>> start DATASET RECORDS

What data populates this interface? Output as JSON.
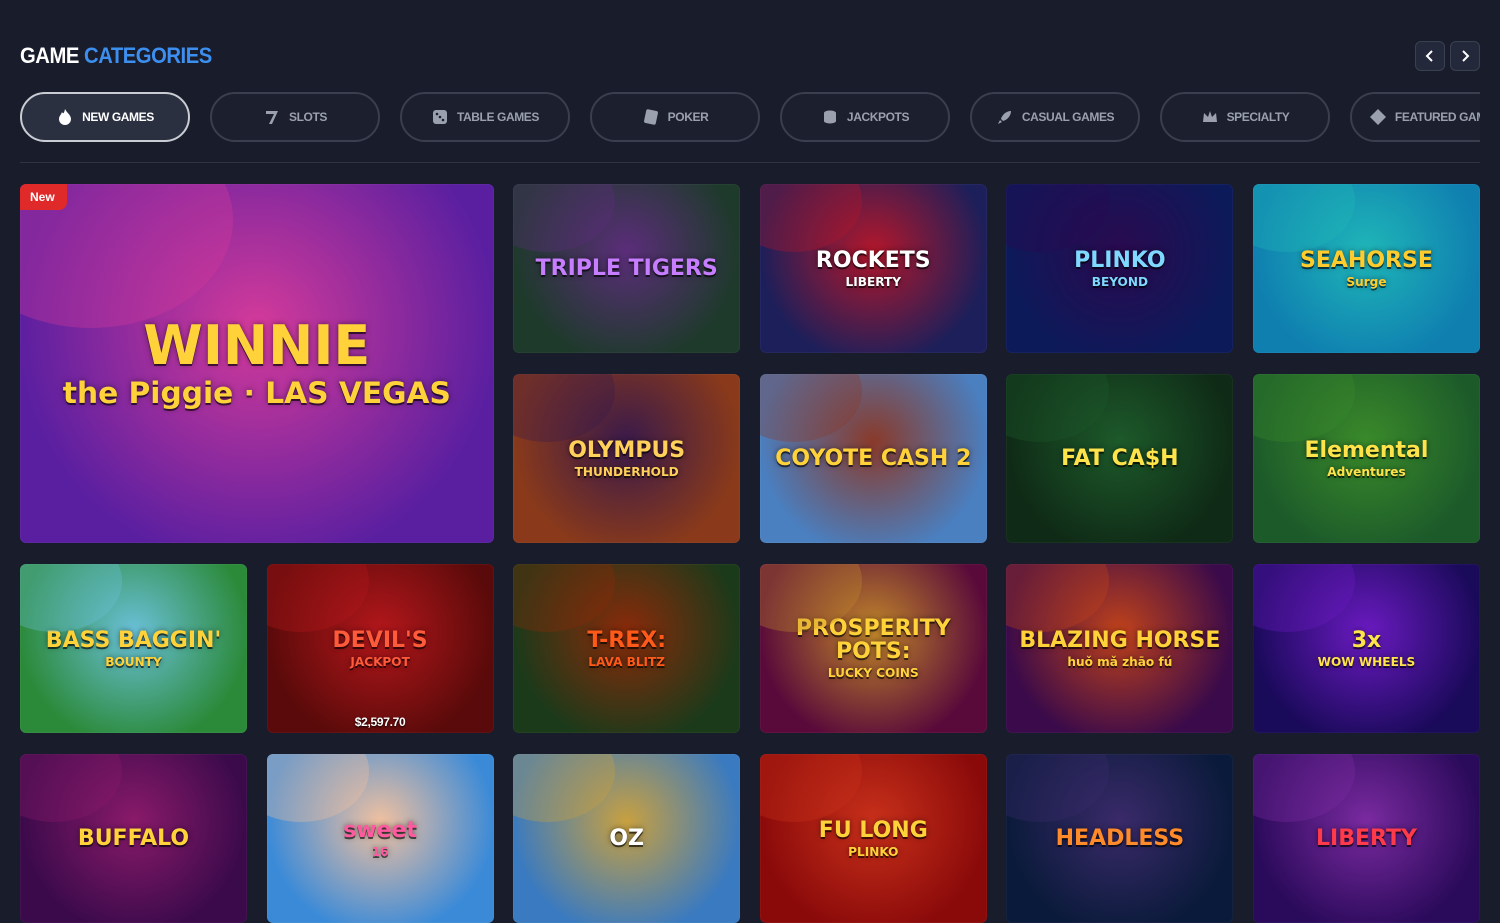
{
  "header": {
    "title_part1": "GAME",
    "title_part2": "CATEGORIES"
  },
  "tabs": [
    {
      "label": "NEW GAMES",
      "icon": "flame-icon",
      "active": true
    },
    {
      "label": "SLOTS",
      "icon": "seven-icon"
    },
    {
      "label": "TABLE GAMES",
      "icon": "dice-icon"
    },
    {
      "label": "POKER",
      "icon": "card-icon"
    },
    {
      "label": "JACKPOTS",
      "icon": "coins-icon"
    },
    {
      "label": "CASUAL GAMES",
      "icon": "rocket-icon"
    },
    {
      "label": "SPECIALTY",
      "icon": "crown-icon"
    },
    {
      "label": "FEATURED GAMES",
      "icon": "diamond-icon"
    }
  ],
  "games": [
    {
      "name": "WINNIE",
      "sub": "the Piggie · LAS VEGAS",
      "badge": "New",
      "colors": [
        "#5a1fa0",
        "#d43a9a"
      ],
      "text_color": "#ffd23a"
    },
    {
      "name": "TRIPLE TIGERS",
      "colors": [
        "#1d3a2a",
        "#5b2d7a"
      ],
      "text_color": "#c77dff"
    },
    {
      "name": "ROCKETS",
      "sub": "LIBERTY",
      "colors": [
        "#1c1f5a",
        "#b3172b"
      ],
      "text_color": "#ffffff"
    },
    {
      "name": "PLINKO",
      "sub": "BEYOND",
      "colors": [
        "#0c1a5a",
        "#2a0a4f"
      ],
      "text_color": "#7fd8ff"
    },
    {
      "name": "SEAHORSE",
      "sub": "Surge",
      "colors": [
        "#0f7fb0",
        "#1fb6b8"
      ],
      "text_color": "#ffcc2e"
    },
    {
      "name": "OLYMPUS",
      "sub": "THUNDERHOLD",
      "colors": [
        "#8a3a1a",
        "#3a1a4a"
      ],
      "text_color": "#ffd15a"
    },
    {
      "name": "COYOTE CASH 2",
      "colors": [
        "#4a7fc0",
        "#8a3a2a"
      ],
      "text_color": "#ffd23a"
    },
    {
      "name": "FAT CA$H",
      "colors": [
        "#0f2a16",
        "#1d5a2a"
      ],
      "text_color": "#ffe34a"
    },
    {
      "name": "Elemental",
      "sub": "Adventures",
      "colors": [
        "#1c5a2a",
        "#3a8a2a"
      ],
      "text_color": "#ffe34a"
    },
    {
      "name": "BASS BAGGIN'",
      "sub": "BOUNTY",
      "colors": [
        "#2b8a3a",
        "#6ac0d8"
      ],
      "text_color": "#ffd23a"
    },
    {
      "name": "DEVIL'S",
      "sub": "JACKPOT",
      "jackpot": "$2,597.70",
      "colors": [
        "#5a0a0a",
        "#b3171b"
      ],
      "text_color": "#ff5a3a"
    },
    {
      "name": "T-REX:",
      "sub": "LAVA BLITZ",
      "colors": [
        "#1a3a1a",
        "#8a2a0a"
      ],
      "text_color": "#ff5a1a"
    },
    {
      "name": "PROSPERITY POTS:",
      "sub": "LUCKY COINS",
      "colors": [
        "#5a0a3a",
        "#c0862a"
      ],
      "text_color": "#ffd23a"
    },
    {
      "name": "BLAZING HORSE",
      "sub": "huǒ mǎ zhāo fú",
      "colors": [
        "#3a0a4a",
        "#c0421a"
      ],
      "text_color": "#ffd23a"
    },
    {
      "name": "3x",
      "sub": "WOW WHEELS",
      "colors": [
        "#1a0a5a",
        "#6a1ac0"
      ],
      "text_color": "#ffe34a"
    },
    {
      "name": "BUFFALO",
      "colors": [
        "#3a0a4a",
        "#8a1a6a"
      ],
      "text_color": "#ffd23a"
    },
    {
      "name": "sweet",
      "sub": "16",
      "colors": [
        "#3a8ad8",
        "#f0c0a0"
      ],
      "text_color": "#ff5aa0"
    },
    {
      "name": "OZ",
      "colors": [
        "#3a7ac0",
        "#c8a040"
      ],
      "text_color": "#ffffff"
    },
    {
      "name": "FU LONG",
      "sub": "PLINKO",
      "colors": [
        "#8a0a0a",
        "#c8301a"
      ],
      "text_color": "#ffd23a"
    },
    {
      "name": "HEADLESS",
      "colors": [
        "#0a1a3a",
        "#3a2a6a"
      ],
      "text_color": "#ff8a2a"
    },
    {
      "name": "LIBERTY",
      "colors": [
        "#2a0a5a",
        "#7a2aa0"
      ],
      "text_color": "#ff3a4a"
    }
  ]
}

>> end DATASET RECORDS
>> start DATASET RECORDS

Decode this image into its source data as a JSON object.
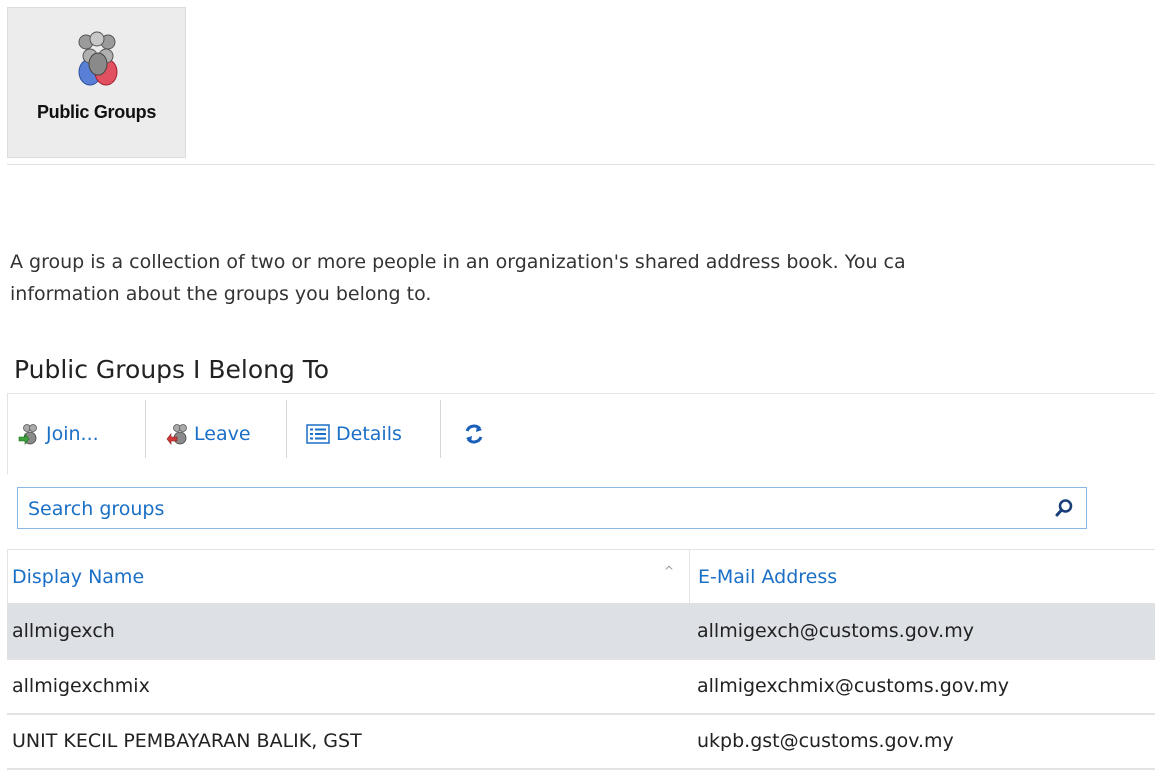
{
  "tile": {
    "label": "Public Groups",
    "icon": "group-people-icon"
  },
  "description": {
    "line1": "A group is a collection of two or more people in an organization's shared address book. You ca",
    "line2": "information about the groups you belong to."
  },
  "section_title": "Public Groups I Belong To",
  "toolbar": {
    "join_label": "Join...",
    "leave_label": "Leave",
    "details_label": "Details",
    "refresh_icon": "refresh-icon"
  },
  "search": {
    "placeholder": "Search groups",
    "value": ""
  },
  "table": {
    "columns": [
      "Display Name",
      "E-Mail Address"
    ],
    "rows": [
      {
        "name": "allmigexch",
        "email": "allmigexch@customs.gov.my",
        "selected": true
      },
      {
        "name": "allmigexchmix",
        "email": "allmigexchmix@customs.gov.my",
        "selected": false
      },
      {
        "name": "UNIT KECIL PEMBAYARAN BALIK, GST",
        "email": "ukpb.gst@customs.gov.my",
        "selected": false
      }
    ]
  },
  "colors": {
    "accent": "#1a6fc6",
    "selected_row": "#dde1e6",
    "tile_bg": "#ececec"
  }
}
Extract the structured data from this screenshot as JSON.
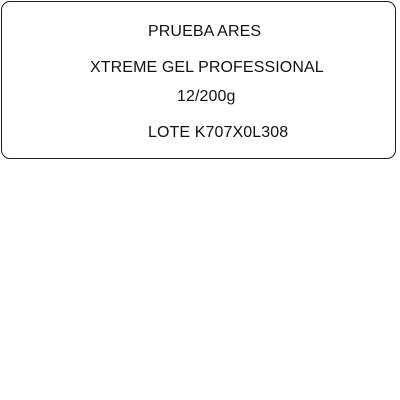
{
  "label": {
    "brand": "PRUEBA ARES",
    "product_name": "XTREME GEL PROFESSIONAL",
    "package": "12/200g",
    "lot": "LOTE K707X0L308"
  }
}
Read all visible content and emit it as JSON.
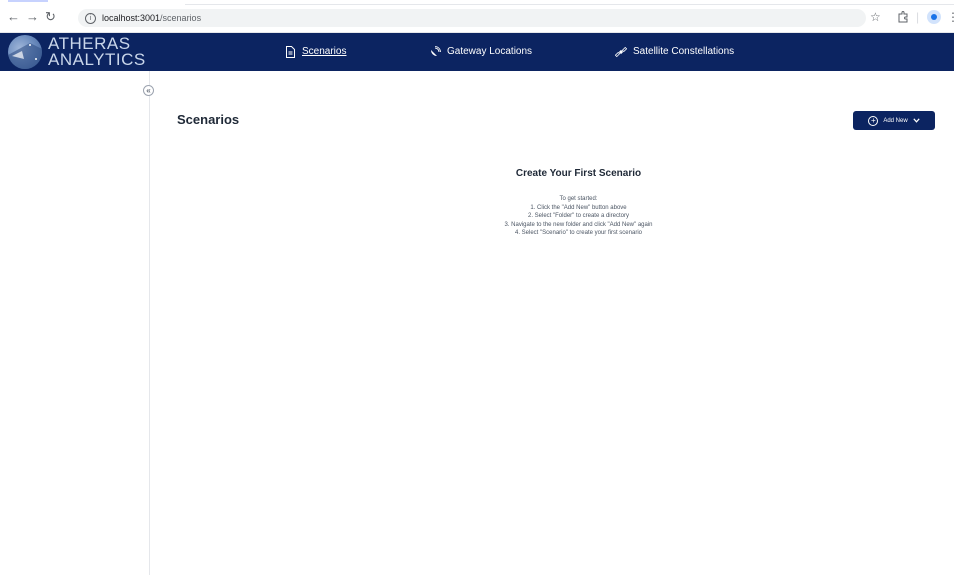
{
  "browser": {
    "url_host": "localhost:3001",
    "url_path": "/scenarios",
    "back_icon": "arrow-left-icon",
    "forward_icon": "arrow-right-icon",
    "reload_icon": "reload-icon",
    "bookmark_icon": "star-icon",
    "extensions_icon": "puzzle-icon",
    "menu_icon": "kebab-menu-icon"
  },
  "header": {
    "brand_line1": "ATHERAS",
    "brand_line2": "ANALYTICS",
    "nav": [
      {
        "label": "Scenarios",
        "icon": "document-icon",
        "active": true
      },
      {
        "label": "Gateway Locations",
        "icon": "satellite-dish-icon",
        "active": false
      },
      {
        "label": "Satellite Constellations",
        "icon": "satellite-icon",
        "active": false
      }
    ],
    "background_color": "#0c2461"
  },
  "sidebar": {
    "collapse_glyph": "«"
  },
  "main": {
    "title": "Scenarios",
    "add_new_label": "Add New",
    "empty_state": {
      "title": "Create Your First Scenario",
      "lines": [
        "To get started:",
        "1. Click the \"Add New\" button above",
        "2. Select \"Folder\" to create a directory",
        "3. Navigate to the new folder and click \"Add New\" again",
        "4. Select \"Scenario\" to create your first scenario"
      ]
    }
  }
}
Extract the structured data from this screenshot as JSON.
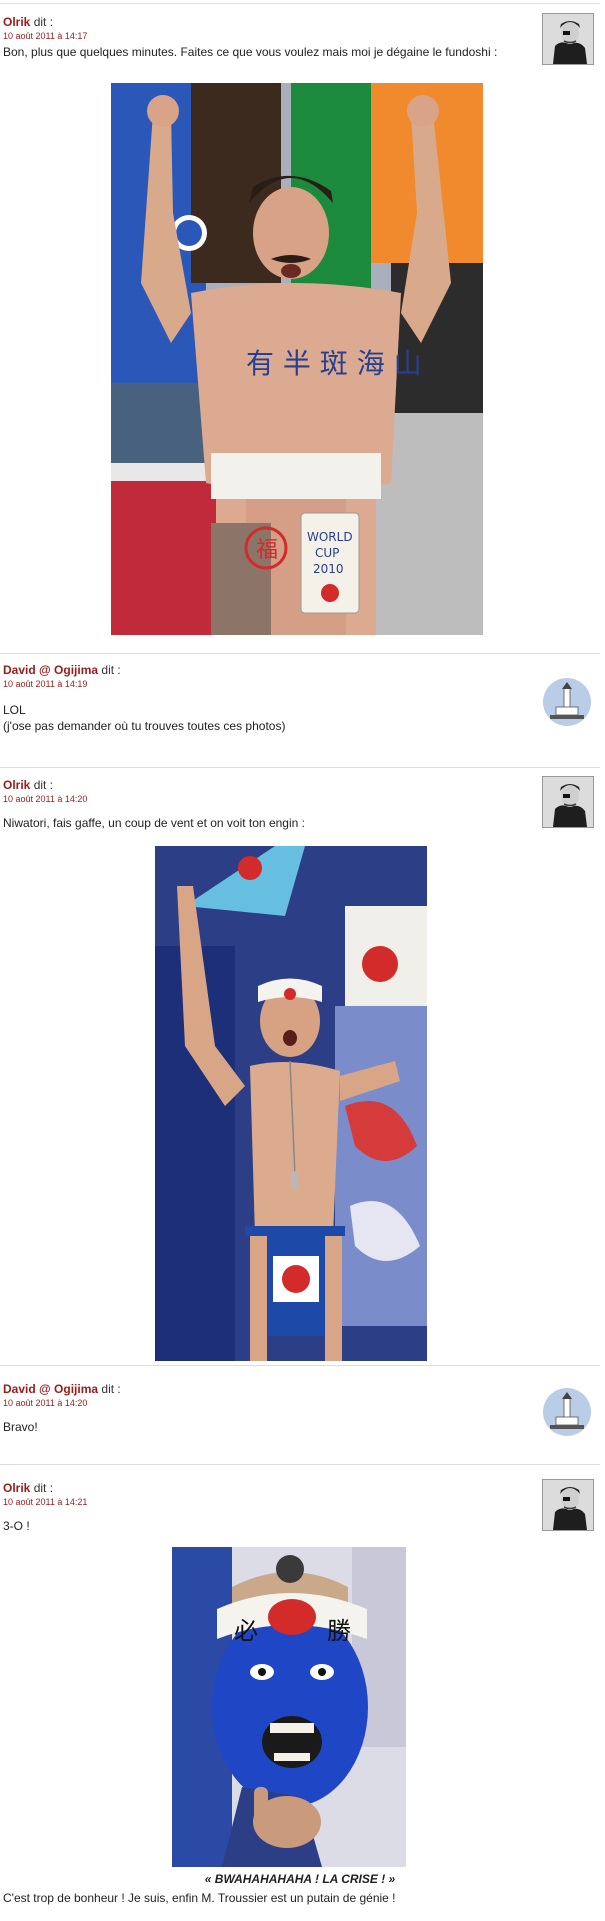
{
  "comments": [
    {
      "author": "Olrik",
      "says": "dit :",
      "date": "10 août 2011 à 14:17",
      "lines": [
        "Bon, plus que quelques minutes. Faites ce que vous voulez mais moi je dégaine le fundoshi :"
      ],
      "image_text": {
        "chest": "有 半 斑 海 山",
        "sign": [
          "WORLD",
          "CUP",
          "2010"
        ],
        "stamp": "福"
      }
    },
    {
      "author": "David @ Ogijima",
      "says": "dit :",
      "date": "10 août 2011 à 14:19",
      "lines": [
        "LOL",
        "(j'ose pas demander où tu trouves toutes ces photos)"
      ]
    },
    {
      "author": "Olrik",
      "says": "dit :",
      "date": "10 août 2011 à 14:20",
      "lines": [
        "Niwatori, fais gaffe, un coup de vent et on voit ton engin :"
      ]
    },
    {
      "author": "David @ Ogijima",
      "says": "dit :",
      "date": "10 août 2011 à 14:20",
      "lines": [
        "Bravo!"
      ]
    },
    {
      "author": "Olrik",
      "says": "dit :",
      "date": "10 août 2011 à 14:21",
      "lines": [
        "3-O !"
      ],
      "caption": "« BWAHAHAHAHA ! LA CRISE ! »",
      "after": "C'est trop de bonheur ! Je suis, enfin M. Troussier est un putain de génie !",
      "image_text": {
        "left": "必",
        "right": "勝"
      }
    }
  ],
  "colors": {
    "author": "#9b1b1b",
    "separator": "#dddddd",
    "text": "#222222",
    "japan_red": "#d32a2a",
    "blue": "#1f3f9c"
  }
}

>> end DATASET RECORDS

> WHAT IS NEEDED
Go over the records above line by line and count those holding the word "date". Reply only with the number.

> SOLUTION FOR THIS TASK
5